◆ **The problem**
Skip the images. Copy the records exactly as written.
──────
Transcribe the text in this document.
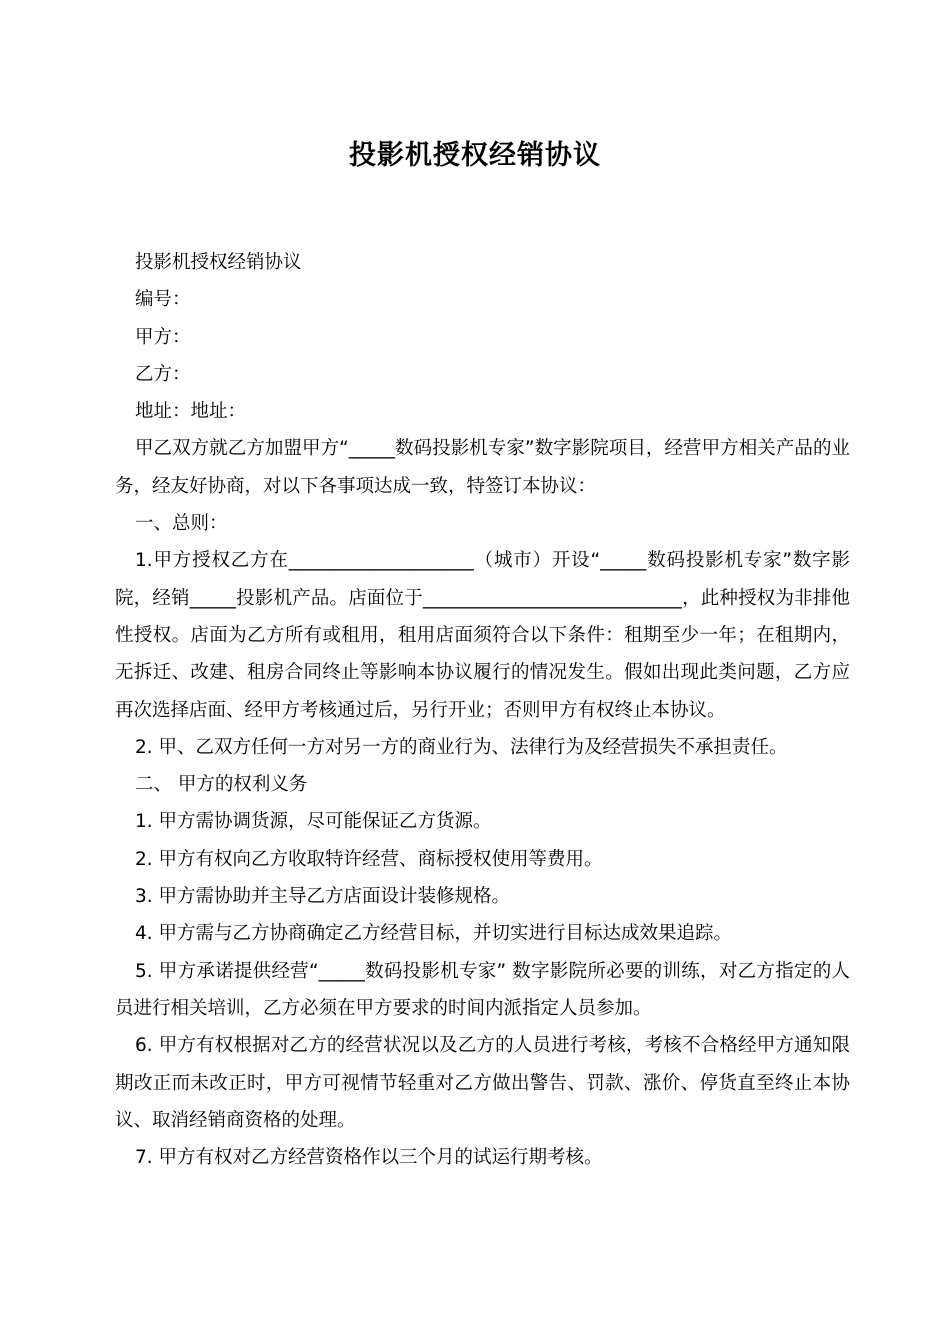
投影机授权经销协议

投影机授权经销协议

编号：

甲方：

乙方：

地址：地址：

甲乙双方就乙方加盟甲方“_____数码投影机专家”数字影院项目，经营甲方相关产品的业务，经友好协商，对以下各事项达成一致，特签订本协议：

一、总则：

1.甲方授权乙方在____________________（城市）开设“_____数码投影机专家”数字影院，经销_____投影机产品。店面位于____________________________，此种授权为非排他性授权。店面为乙方所有或租用，租用店面须符合以下条件：租期至少一年；在租期内，无拆迁、改建、租房合同终止等影响本协议履行的情况发生。假如出现此类问题，乙方应再次选择店面、经甲方考核通过后，另行开业；否则甲方有权终止本协议。

2. 甲、乙双方任何一方对另一方的商业行为、法律行为及经营损失不承担责任。

二、 甲方的权利义务

1. 甲方需协调货源，尽可能保证乙方货源。

2. 甲方有权向乙方收取特许经营、商标授权使用等费用。

3. 甲方需协助并主导乙方店面设计装修规格。

4. 甲方需与乙方协商确定乙方经营目标，并切实进行目标达成效果追踪。

5. 甲方承诺提供经营“_____数码投影机专家” 数字影院所必要的训练，对乙方指定的人员进行相关培训，乙方必须在甲方要求的时间内派指定人员参加。

6. 甲方有权根据对乙方的经营状况以及乙方的人员进行考核，考核不合格经甲方通知限期改正而未改正时，甲方可视情节轻重对乙方做出警告、罚款、涨价、停货直至终止本协议、取消经销商资格的处理。

7. 甲方有权对乙方经营资格作以三个月的试运行期考核。
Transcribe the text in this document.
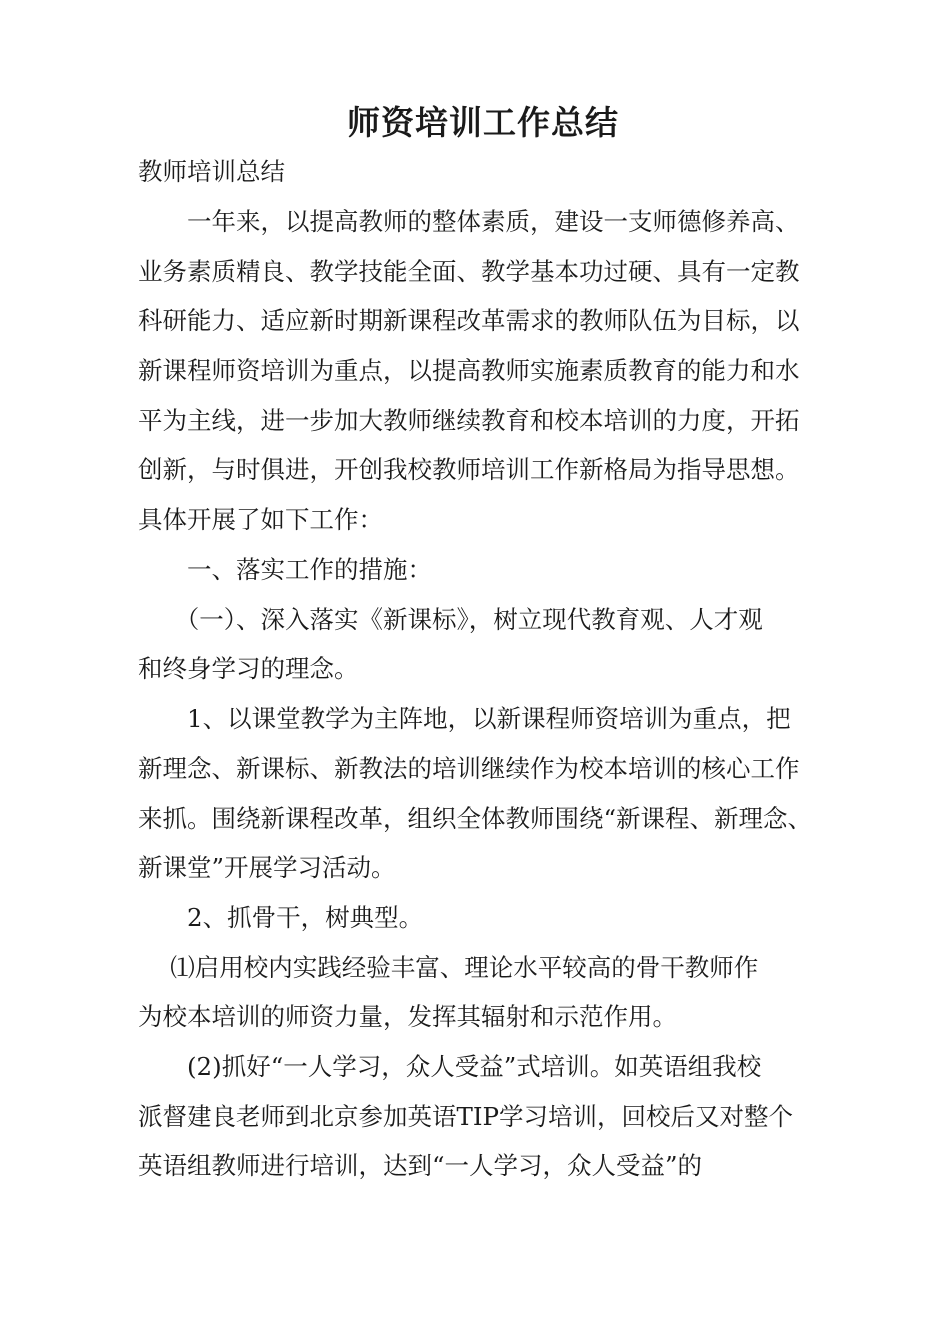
师资培训工作总结
教师培训总结
　　一年来，以提高教师的整体素质，建设一支师德修养高、
业务素质精良、教学技能全面、教学基本功过硬、具有一定教
科研能力、适应新时期新课程改革需求的教师队伍为目标，以
新课程师资培训为重点，以提高教师实施素质教育的能力和水
平为主线，进一步加大教师继续教育和校本培训的力度，开拓
创新，与时俱进，开创我校教师培训工作新格局为指导思想。
具体开展了如下工作：
　　一、落实工作的措施：
　　（一）、深入落实《新课标》，树立现代教育观、人才观
和终身学习的理念。
　　1、以课堂教学为主阵地，以新课程师资培训为重点，把
新理念、新课标、新教法的培训继续作为校本培训的核心工作
来抓。围绕新课程改革，组织全体教师围绕“新课程、新理念、
新课堂”开展学习活动。
　　2、抓骨干，树典型。
　 ⑴启用校内实践经验丰富、理论水平较高的骨干教师作
为校本培训的师资力量，发挥其辐射和示范作用。
　　(2)抓好“一人学习，众人受益”式培训。如英语组我校
派督建良老师到北京参加英语TIP学习培训，回校后又对整个
英语组教师进行培训，达到“一人学习，众人受益”的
──────
◆ **Correct response**
Transcribe the text in this document.
投影机授权经销协议

投影机授权经销协议

编号：

甲方：

乙方：

地址：地址：

甲乙双方就乙方加盟甲方“_____数码投影机专家”数字影院项目，经营甲方相关产品的业务，经友好协商，对以下各事项达成一致，特签订本协议：

一、总则：

1.甲方授权乙方在____________________（城市）开设“_____数码投影机专家”数字影院，经销_____投影机产品。店面位于____________________________，此种授权为非排他性授权。店面为乙方所有或租用，租用店面须符合以下条件：租期至少一年；在租期内，无拆迁、改建、租房合同终止等影响本协议履行的情况发生。假如出现此类问题，乙方应再次选择店面、经甲方考核通过后，另行开业；否则甲方有权终止本协议。

2. 甲、乙双方任何一方对另一方的商业行为、法律行为及经营损失不承担责任。

二、 甲方的权利义务

1. 甲方需协调货源，尽可能保证乙方货源。

2. 甲方有权向乙方收取特许经营、商标授权使用等费用。

3. 甲方需协助并主导乙方店面设计装修规格。

4. 甲方需与乙方协商确定乙方经营目标，并切实进行目标达成效果追踪。

5. 甲方承诺提供经营“_____数码投影机专家” 数字影院所必要的训练，对乙方指定的人员进行相关培训，乙方必须在甲方要求的时间内派指定人员参加。

6. 甲方有权根据对乙方的经营状况以及乙方的人员进行考核，考核不合格经甲方通知限期改正而未改正时，甲方可视情节轻重对乙方做出警告、罚款、涨价、停货直至终止本协议、取消经销商资格的处理。

7. 甲方有权对乙方经营资格作以三个月的试运行期考核。
Transcribe the text in this document.
师资培训工作总结
教师培训总结
　　一年来，以提高教师的整体素质，建设一支师德修养高、
业务素质精良、教学技能全面、教学基本功过硬、具有一定教
科研能力、适应新时期新课程改革需求的教师队伍为目标，以
新课程师资培训为重点，以提高教师实施素质教育的能力和水
平为主线，进一步加大教师继续教育和校本培训的力度，开拓
创新，与时俱进，开创我校教师培训工作新格局为指导思想。
具体开展了如下工作：
　　一、落实工作的措施：
　　（一）、深入落实《新课标》，树立现代教育观、人才观
和终身学习的理念。
　　1、以课堂教学为主阵地，以新课程师资培训为重点，把
新理念、新课标、新教法的培训继续作为校本培训的核心工作
来抓。围绕新课程改革，组织全体教师围绕“新课程、新理念、
新课堂”开展学习活动。
　　2、抓骨干，树典型。
　 ⑴启用校内实践经验丰富、理论水平较高的骨干教师作
为校本培训的师资力量，发挥其辐射和示范作用。
　　(2)抓好“一人学习，众人受益”式培训。如英语组我校
派督建良老师到北京参加英语TIP学习培训，回校后又对整个
英语组教师进行培训，达到“一人学习，众人受益”的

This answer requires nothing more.